Text excerpt:
○ ○ ○

What is the outcome of conducting a market opportunity analysis? Examine two components of the MOA and assess how each contributes to an effective IMC. Incorporate concepts and examples from this week’s lecture in your post.
Market Opportunity Analysis
Once an organization has conducted an environmental analysis, it is time to look deeper into the potential of a given population in order to determine if there is a potential for sales and profits. This is called a “Market Opportunity Analysis” (Ogden & Ogden, 2014), and it is conducted for the marketing team to be able to determine if the market under consideration has the required elements for the organization to make a profit. Elements frequently considered on whether or not to enter into a market are Michael Porter’s (1979) five competitive strategies. Although Porter’s work was conducted 30 years ago, Porters five competitive strategies have stood the test of time and are used today in virtually every industry around the globe (Renko, Sustic, & Butigan, 2011): Rivalry among existing competitors; bargaining power of suppliers; bargaining power of buyers; threat of substitute products or services; and threat of new entrants (Porter). Understanding how each strategy impacts the organization’s industry as well as the surrounding members can be key to being able to identify the best markets with the highest probability of opportunities. Below is a graph of the five strategies and characteristics within each strategy.

○ ○ ○

Exercise aim: Write the continuation of the text on market opportunity analysis, beginning after its final sentence.

(Records in a dataset)
○ ○ ○

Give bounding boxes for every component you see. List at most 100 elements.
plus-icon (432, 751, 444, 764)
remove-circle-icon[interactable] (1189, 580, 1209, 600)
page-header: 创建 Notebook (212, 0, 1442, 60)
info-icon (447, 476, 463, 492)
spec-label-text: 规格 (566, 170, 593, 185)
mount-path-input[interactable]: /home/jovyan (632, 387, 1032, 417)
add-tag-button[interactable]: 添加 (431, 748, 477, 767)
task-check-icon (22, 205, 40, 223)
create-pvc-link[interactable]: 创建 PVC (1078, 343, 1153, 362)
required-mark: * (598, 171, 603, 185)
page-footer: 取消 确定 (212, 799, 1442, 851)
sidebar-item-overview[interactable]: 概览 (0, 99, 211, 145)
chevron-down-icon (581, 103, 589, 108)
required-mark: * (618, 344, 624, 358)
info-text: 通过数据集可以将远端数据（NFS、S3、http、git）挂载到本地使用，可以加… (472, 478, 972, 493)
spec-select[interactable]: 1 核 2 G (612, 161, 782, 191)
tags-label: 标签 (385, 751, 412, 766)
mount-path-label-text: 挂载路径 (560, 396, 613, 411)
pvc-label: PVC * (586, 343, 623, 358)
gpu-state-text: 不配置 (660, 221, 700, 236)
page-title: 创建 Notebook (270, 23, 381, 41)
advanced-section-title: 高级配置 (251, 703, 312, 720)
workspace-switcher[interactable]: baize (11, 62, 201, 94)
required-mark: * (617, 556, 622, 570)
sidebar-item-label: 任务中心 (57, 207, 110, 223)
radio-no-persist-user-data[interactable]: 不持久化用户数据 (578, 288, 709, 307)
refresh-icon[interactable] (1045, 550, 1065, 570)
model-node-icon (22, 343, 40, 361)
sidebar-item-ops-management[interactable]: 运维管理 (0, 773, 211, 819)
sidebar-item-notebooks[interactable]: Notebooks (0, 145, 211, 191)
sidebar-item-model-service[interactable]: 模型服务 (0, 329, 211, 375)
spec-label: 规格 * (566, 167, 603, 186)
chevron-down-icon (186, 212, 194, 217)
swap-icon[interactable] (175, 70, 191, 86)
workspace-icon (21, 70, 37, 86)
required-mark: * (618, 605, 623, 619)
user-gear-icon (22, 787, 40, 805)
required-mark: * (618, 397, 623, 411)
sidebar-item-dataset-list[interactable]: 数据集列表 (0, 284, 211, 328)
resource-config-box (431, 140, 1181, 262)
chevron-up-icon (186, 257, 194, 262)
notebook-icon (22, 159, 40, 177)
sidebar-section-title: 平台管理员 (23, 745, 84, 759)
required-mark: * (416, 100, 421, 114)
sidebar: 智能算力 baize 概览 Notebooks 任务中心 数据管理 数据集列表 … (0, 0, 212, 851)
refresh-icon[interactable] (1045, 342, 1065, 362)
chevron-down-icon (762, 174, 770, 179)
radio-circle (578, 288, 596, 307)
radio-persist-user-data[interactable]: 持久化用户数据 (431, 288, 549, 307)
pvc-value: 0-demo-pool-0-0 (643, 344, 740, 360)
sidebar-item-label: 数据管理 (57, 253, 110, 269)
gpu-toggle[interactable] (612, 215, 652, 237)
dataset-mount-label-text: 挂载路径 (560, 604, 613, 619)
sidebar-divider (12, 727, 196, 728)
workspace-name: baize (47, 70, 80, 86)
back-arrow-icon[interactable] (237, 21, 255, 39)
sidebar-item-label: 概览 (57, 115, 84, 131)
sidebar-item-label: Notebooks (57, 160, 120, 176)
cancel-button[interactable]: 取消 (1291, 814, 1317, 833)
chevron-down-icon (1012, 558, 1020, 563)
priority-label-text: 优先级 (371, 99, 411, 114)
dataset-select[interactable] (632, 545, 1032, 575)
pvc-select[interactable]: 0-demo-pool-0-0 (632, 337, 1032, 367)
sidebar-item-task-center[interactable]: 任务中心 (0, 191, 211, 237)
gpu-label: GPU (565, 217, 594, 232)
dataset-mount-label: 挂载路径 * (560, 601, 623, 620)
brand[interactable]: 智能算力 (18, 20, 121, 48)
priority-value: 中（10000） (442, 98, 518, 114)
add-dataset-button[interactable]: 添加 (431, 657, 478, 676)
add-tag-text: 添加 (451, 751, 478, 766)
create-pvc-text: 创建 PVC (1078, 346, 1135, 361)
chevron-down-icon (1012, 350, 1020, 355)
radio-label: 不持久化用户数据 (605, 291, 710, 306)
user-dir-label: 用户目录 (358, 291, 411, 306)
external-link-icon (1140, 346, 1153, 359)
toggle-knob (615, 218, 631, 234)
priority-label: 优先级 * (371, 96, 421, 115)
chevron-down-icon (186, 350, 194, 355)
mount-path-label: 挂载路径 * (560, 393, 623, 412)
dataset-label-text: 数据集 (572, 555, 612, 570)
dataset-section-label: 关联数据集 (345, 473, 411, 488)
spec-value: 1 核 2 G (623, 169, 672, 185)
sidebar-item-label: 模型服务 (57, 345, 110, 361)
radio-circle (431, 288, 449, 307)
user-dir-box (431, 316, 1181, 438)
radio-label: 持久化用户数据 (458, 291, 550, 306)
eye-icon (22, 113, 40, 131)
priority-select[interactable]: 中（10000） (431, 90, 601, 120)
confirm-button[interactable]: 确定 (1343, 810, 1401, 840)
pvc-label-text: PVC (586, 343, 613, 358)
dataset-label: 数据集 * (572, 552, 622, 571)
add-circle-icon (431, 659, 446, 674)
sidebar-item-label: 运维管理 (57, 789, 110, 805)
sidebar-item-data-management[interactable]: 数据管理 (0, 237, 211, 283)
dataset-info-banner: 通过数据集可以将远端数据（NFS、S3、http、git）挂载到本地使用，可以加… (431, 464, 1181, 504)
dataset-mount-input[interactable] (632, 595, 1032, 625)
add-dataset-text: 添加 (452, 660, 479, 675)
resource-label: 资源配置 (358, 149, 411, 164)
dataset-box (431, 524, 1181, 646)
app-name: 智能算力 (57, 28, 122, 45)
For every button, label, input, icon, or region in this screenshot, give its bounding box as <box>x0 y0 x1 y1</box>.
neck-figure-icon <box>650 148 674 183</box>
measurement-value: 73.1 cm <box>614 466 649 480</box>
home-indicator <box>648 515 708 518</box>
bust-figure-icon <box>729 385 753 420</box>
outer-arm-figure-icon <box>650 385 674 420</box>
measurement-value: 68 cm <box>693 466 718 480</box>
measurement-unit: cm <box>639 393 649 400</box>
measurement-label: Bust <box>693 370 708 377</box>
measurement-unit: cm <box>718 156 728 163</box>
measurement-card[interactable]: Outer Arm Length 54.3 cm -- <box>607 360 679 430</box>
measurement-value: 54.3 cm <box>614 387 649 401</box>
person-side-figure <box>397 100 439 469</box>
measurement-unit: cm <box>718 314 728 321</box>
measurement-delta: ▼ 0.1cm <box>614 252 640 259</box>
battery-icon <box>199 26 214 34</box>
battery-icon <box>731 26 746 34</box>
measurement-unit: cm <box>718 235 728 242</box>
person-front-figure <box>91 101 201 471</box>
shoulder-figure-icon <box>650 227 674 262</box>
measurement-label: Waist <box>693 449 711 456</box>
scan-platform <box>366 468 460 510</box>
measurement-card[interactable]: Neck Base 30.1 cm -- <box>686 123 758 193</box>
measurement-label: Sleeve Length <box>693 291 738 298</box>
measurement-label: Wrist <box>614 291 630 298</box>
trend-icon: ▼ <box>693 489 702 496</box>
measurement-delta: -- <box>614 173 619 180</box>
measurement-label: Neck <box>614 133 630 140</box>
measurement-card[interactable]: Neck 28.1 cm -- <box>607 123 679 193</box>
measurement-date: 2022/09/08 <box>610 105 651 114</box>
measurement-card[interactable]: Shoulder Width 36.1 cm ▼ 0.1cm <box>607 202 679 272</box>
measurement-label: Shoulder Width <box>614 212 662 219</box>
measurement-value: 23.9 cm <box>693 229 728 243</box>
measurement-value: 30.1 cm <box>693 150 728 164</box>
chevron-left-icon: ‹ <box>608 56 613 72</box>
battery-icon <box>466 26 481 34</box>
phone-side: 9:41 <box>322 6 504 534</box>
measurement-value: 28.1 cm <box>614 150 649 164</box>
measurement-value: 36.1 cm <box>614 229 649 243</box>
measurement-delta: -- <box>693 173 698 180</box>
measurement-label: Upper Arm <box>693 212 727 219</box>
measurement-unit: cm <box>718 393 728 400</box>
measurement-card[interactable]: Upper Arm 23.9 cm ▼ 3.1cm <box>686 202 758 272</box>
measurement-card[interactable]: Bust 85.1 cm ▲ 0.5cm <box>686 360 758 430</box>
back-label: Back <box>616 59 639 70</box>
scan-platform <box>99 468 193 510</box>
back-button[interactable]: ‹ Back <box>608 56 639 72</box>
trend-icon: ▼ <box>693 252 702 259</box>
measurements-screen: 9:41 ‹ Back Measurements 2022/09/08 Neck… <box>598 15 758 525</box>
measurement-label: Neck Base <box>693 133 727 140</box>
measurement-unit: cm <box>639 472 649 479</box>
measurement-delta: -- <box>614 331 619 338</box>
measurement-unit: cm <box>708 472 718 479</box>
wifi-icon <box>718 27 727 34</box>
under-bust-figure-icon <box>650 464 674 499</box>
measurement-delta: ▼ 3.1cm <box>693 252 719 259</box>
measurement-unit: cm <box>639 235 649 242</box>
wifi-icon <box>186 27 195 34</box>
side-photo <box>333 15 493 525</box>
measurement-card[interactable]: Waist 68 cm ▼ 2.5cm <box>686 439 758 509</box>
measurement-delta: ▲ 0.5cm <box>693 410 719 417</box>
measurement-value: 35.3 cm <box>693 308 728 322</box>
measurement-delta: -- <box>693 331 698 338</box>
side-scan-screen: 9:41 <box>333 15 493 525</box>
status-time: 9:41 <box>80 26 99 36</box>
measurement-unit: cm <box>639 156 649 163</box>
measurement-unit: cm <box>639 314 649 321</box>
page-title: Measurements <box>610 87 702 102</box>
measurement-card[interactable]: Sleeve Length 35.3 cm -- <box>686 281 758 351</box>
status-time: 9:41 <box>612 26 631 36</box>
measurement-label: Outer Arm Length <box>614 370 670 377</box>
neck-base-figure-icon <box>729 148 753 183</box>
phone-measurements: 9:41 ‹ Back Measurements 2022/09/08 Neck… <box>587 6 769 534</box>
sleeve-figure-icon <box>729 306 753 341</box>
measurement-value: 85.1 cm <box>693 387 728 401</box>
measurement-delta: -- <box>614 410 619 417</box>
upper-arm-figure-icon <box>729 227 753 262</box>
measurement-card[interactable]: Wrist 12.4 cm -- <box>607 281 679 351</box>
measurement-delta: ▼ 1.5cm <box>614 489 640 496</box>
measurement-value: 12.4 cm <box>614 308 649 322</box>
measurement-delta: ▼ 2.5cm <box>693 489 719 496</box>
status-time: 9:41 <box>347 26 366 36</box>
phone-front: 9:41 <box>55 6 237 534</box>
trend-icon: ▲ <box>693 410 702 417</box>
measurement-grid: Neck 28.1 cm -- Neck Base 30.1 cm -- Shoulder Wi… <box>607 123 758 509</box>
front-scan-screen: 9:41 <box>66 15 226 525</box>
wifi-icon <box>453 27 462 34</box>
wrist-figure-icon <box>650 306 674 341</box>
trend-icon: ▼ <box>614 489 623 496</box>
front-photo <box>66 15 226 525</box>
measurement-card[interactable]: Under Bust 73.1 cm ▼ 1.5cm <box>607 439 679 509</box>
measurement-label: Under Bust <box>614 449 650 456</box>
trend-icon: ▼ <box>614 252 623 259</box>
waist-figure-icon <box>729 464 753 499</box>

○ ○ ○

Answer section:
Being able to accurately track the organization’s performance against the expectations is a critical activity. If the marketing strategy is performing below expectations, slight adjustments can be made in many cases. In extreme cases, the organization may have to reconsider its entire marketing strategy. One method for monitoring the marketing strategy’s progress toward meeting organizational objectives is to use the SMART metric of measurement. This stands for Specific, Measurable, Attainable, Relevant, and Time (Ogden & Ogden, 2014). While the objectives can be for all the areas within marketing, this metric is most often used to measure whether or not the overall marketing strategy is performing according to expectations. In addition to the five competitive strategies, another component in the Market Opportunity Analysis is to identify a specific population group most likely to need and buy the organization’s goods or services, a target market. There are three components to identifying a target market: the consumer needs and will purchase your product; the consumer has enough money to purchase your product, and there are enough consumers in this targeted market segment to make it profitable for your organization to sell the product (Ogden & Ogden, 2014). Methods to communicate with the identified targeted market segment are achieved through the organizations Integrated Marketing Communications (IMC) strategy and will be discussed below.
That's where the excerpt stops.